**Problem description**
Repeat every record below exactly as written.

[Stored data entries]
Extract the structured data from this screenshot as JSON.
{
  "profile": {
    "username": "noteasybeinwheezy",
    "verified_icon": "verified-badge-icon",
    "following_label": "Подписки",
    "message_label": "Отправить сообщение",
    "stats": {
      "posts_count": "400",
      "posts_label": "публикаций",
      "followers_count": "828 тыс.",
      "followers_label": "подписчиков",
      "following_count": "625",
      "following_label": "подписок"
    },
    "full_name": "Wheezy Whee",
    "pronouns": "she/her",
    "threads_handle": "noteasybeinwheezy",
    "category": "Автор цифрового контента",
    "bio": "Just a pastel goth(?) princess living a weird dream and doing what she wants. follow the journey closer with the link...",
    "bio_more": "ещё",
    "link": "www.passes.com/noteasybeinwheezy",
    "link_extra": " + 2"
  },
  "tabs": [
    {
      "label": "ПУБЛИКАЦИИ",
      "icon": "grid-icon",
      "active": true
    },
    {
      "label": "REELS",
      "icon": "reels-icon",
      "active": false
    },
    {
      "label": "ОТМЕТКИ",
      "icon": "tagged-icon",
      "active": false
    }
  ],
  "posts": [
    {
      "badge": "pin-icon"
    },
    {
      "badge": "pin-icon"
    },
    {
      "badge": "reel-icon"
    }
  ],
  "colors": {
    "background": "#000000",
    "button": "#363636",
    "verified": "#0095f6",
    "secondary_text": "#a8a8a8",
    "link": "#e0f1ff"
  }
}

**In response**
Extract the structured data from this screenshot as JSON.
{
  "profile": {
    "username": "noteasybeinwheezy",
    "verified_icon": "verified-badge-icon",
    "following_label": "Подписки",
    "message_label": "Отправить сообщение",
    "stats": {
      "posts_count": "400",
      "posts_label": "публикаций",
      "followers_count": "828 тыс.",
      "followers_label": "подписчиков",
      "following_count": "625",
      "following_label": "подписок"
    },
    "full_name": "Wheezy Whee",
    "pronouns": "she/her",
    "threads_handle": "noteasybeinwheezy",
    "category": "Автор цифрового контента",
    "bio": "Just a pastel goth(?) princess living a weird dream and doing what she wants. follow the journey closer with the link...",
    "bio_more": "ещё",
    "link": "www.passes.com/noteasybeinwheezy",
    "link_extra": " + 2"
  },
  "tabs": [
    {
      "label": "ПУБЛИКАЦИИ",
      "icon": "grid-icon",
      "active": true
    },
    {
      "label": "REELS",
      "icon": "reels-icon",
      "active": false
    },
    {
      "label": "ОТМЕТКИ",
      "icon": "tagged-icon",
      "active": false
    }
  ],
  "posts": [
    {
      "badge": "pin-icon"
    },
    {
      "badge": "pin-icon"
    },
    {
      "badge": "reel-icon"
    }
  ],
  "colors": {
    "background": "#000000",
    "button": "#363636",
    "verified": "#0095f6",
    "secondary_text": "#a8a8a8",
    "link": "#e0f1ff"
  }
}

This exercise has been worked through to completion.